◆ EXERCISE PROMPT
Write out the data below exactly as given, without any of its pictures.

◆ PROVIDED DATA
○ ○ ○ ○ ○

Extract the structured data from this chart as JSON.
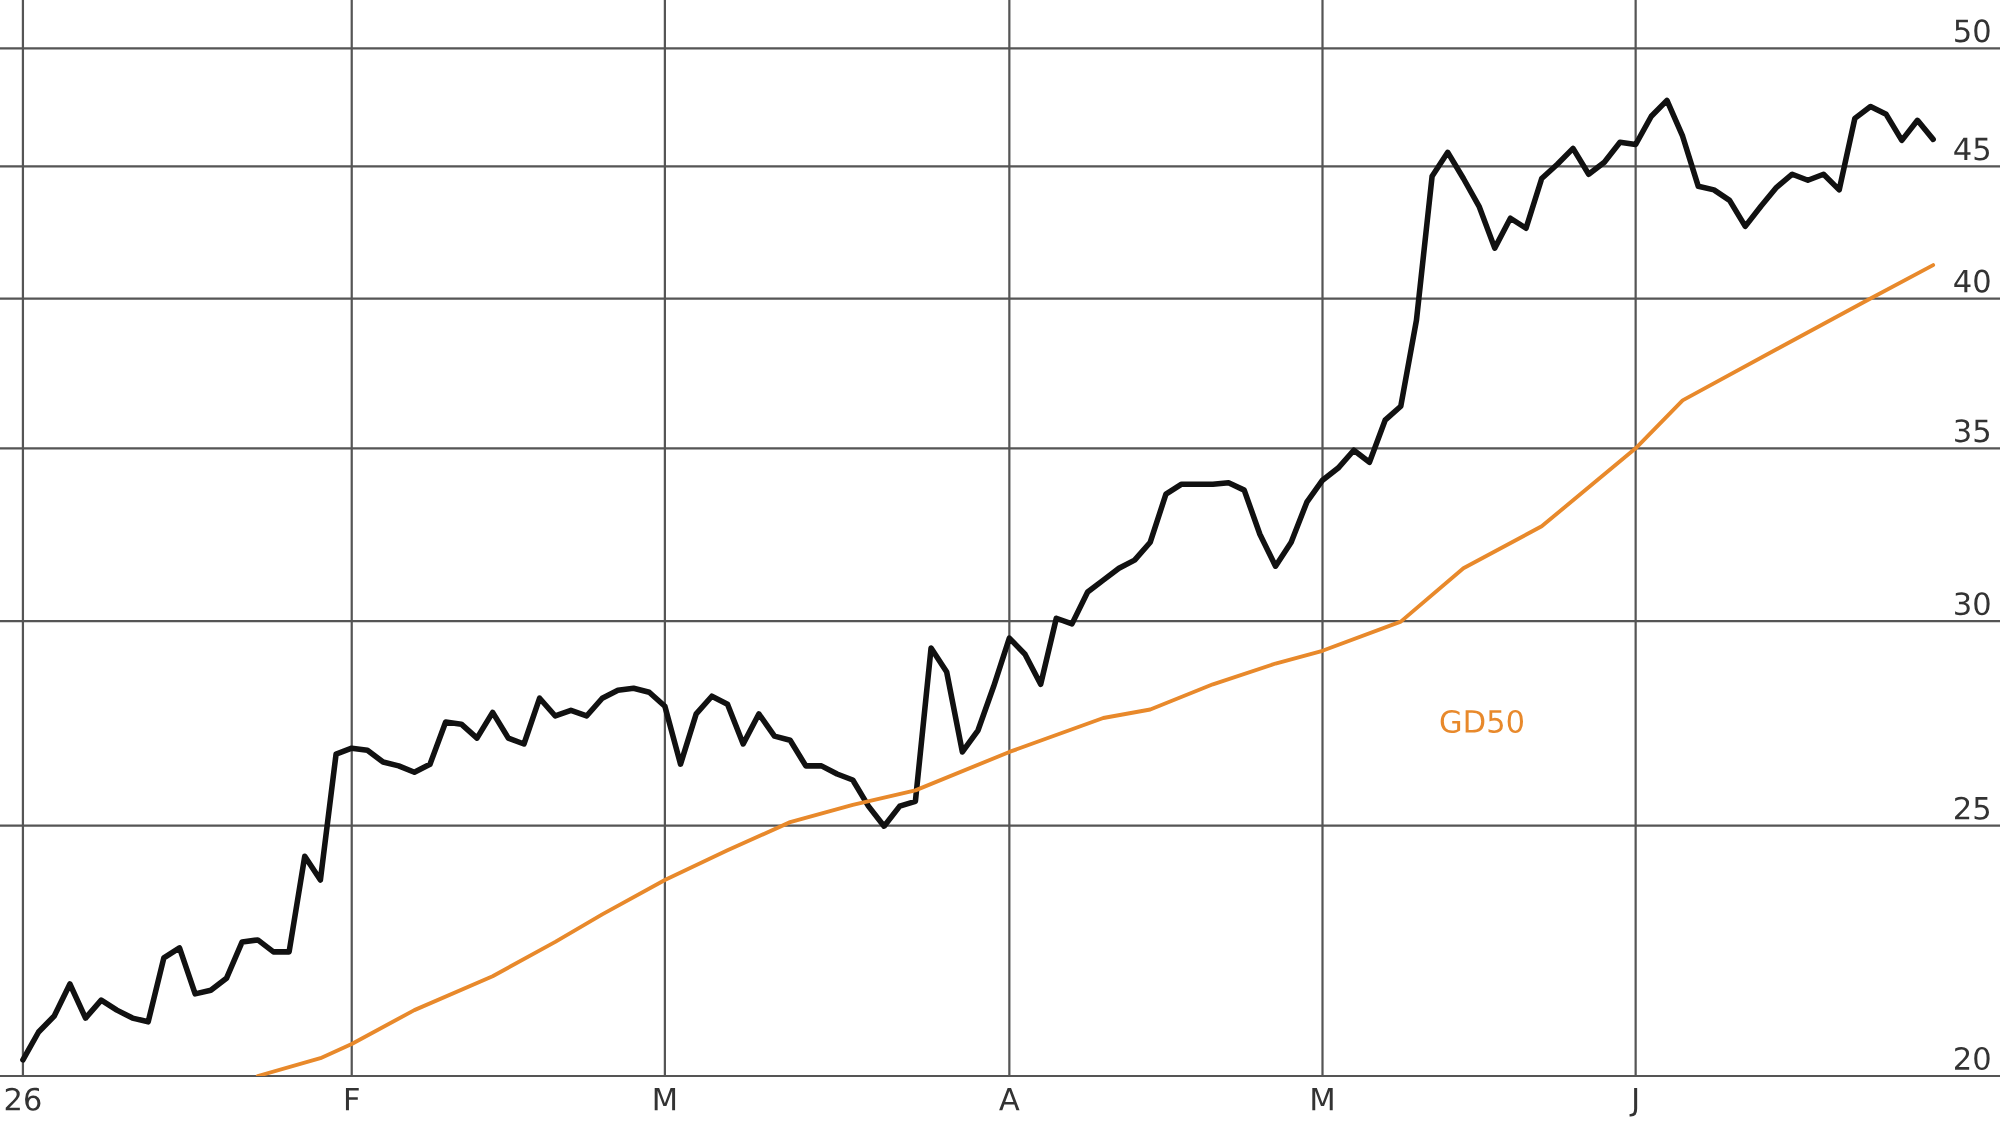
{
  "chart_data": {
    "type": "line",
    "categories": [
      "26",
      null,
      null,
      null,
      null,
      null,
      null,
      null,
      null,
      null,
      null,
      null,
      null,
      null,
      null,
      null,
      null,
      null,
      null,
      null,
      null,
      "F",
      null,
      null,
      null,
      null,
      null,
      null,
      null,
      null,
      null,
      null,
      null,
      null,
      null,
      null,
      null,
      null,
      null,
      null,
      null,
      "M",
      null,
      null,
      null,
      null,
      null,
      null,
      null,
      null,
      null,
      null,
      null,
      null,
      null,
      null,
      null,
      null,
      null,
      null,
      null,
      null,
      null,
      "A",
      null,
      null,
      null,
      null,
      null,
      null,
      null,
      null,
      null,
      null,
      null,
      null,
      null,
      null,
      null,
      null,
      null,
      null,
      null,
      "M",
      null,
      null,
      null,
      null,
      null,
      null,
      null,
      null,
      null,
      null,
      null,
      null,
      null,
      null,
      null,
      null,
      null,
      null,
      null,
      "J",
      null,
      null,
      null,
      null,
      null,
      null,
      null,
      null,
      null,
      null,
      null,
      null,
      null,
      null,
      null,
      null,
      null,
      null,
      null
    ],
    "series": [
      {
        "color": "#111111",
        "values": [
          20.29,
          20.8,
          21.1,
          21.71,
          21.06,
          21.4,
          21.21,
          21.06,
          20.99,
          22.22,
          22.42,
          21.52,
          21.59,
          21.82,
          22.54,
          22.58,
          22.34,
          22.34,
          24.33,
          23.82,
          26.65,
          26.79,
          26.74,
          26.46,
          26.37,
          26.22,
          26.41,
          27.42,
          27.37,
          27.03,
          27.66,
          27.03,
          26.89,
          28.01,
          27.57,
          27.71,
          27.57,
          28.01,
          28.21,
          28.26,
          28.16,
          27.81,
          26.41,
          27.62,
          28.06,
          27.86,
          26.89,
          27.62,
          27.08,
          26.98,
          26.37,
          26.37,
          26.18,
          26.04,
          25.44,
          24.99,
          25.44,
          25.55,
          29.29,
          28.67,
          26.7,
          27.22,
          28.31,
          29.55,
          29.13,
          28.36,
          30.08,
          29.93,
          30.79,
          31.12,
          31.45,
          31.68,
          32.19,
          33.6,
          33.9,
          33.9,
          33.9,
          33.94,
          33.72,
          32.42,
          31.51,
          32.19,
          33.36,
          34.02,
          34.39,
          34.94,
          34.57,
          35.89,
          36.34,
          39.23,
          44.61,
          45.57,
          44.52,
          43.43,
          41.84,
          42.97,
          42.59,
          44.52,
          45.09,
          45.73,
          44.69,
          45.17,
          45.98,
          45.89,
          47.06,
          47.73,
          46.23,
          44.21,
          44.07,
          43.66,
          42.66,
          43.43,
          44.17,
          44.69,
          44.45,
          44.69,
          44.07,
          46.97,
          47.47,
          47.14,
          46.06,
          46.89,
          46.1
        ]
      },
      {
        "name": "GD50",
        "color": "#e8892b",
        "values": [
          null,
          null,
          null,
          null,
          null,
          null,
          null,
          null,
          null,
          null,
          null,
          null,
          null,
          null,
          null,
          20.0,
          null,
          null,
          null,
          20.32,
          null,
          20.58,
          null,
          null,
          null,
          21.21,
          null,
          null,
          null,
          null,
          21.86,
          null,
          null,
          null,
          22.54,
          null,
          null,
          23.1,
          null,
          null,
          null,
          23.82,
          null,
          null,
          null,
          24.46,
          null,
          null,
          null,
          25.08,
          null,
          null,
          null,
          25.47,
          null,
          null,
          null,
          25.8,
          null,
          null,
          null,
          null,
          null,
          26.7,
          null,
          null,
          null,
          null,
          null,
          27.52,
          null,
          null,
          27.73,
          null,
          null,
          null,
          28.36,
          null,
          null,
          null,
          28.89,
          null,
          null,
          29.22,
          null,
          null,
          null,
          null,
          29.99,
          null,
          null,
          null,
          31.45,
          null,
          null,
          null,
          null,
          32.65,
          null,
          null,
          null,
          null,
          null,
          35.0,
          null,
          null,
          36.53,
          null,
          null,
          null,
          null,
          null,
          38.23,
          null,
          null,
          null,
          null,
          null,
          40.0,
          null,
          null,
          null,
          41.21
        ]
      }
    ],
    "log": "y",
    "ylim": [
      20,
      52.2
    ],
    "yticks": [
      20,
      25,
      30,
      35,
      40,
      45,
      50
    ],
    "grid": true
  }
}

○ ○ ○ ○ ○

◆ RESPONSE BELOW
Extract the structured data from this chart as JSON.
{
  "chart_data": {
    "type": "line",
    "categories": [
      "26",
      null,
      null,
      null,
      null,
      null,
      null,
      null,
      null,
      null,
      null,
      null,
      null,
      null,
      null,
      null,
      null,
      null,
      null,
      null,
      null,
      "F",
      null,
      null,
      null,
      null,
      null,
      null,
      null,
      null,
      null,
      null,
      null,
      null,
      null,
      null,
      null,
      null,
      null,
      null,
      null,
      "M",
      null,
      null,
      null,
      null,
      null,
      null,
      null,
      null,
      null,
      null,
      null,
      null,
      null,
      null,
      null,
      null,
      null,
      null,
      null,
      null,
      null,
      "A",
      null,
      null,
      null,
      null,
      null,
      null,
      null,
      null,
      null,
      null,
      null,
      null,
      null,
      null,
      null,
      null,
      null,
      null,
      null,
      "M",
      null,
      null,
      null,
      null,
      null,
      null,
      null,
      null,
      null,
      null,
      null,
      null,
      null,
      null,
      null,
      null,
      null,
      null,
      null,
      "J",
      null,
      null,
      null,
      null,
      null,
      null,
      null,
      null,
      null,
      null,
      null,
      null,
      null,
      null,
      null,
      null,
      null,
      null,
      null
    ],
    "series": [
      {
        "color": "#111111",
        "values": [
          20.29,
          20.8,
          21.1,
          21.71,
          21.06,
          21.4,
          21.21,
          21.06,
          20.99,
          22.22,
          22.42,
          21.52,
          21.59,
          21.82,
          22.54,
          22.58,
          22.34,
          22.34,
          24.33,
          23.82,
          26.65,
          26.79,
          26.74,
          26.46,
          26.37,
          26.22,
          26.41,
          27.42,
          27.37,
          27.03,
          27.66,
          27.03,
          26.89,
          28.01,
          27.57,
          27.71,
          27.57,
          28.01,
          28.21,
          28.26,
          28.16,
          27.81,
          26.41,
          27.62,
          28.06,
          27.86,
          26.89,
          27.62,
          27.08,
          26.98,
          26.37,
          26.37,
          26.18,
          26.04,
          25.44,
          24.99,
          25.44,
          25.55,
          29.29,
          28.67,
          26.7,
          27.22,
          28.31,
          29.55,
          29.13,
          28.36,
          30.08,
          29.93,
          30.79,
          31.12,
          31.45,
          31.68,
          32.19,
          33.6,
          33.9,
          33.9,
          33.9,
          33.94,
          33.72,
          32.42,
          31.51,
          32.19,
          33.36,
          34.02,
          34.39,
          34.94,
          34.57,
          35.89,
          36.34,
          39.23,
          44.61,
          45.57,
          44.52,
          43.43,
          41.84,
          42.97,
          42.59,
          44.52,
          45.09,
          45.73,
          44.69,
          45.17,
          45.98,
          45.89,
          47.06,
          47.73,
          46.23,
          44.21,
          44.07,
          43.66,
          42.66,
          43.43,
          44.17,
          44.69,
          44.45,
          44.69,
          44.07,
          46.97,
          47.47,
          47.14,
          46.06,
          46.89,
          46.1
        ]
      },
      {
        "name": "GD50",
        "color": "#e8892b",
        "values": [
          null,
          null,
          null,
          null,
          null,
          null,
          null,
          null,
          null,
          null,
          null,
          null,
          null,
          null,
          null,
          20.0,
          null,
          null,
          null,
          20.32,
          null,
          20.58,
          null,
          null,
          null,
          21.21,
          null,
          null,
          null,
          null,
          21.86,
          null,
          null,
          null,
          22.54,
          null,
          null,
          23.1,
          null,
          null,
          null,
          23.82,
          null,
          null,
          null,
          24.46,
          null,
          null,
          null,
          25.08,
          null,
          null,
          null,
          25.47,
          null,
          null,
          null,
          25.8,
          null,
          null,
          null,
          null,
          null,
          26.7,
          null,
          null,
          null,
          null,
          null,
          27.52,
          null,
          null,
          27.73,
          null,
          null,
          null,
          28.36,
          null,
          null,
          null,
          28.89,
          null,
          null,
          29.22,
          null,
          null,
          null,
          null,
          29.99,
          null,
          null,
          null,
          31.45,
          null,
          null,
          null,
          null,
          32.65,
          null,
          null,
          null,
          null,
          null,
          35.0,
          null,
          null,
          36.53,
          null,
          null,
          null,
          null,
          null,
          38.23,
          null,
          null,
          null,
          null,
          null,
          40.0,
          null,
          null,
          null,
          41.21
        ]
      }
    ],
    "log": "y",
    "ylim": [
      20,
      52.2
    ],
    "yticks": [
      20,
      25,
      30,
      35,
      40,
      45,
      50
    ],
    "grid": true
  }
}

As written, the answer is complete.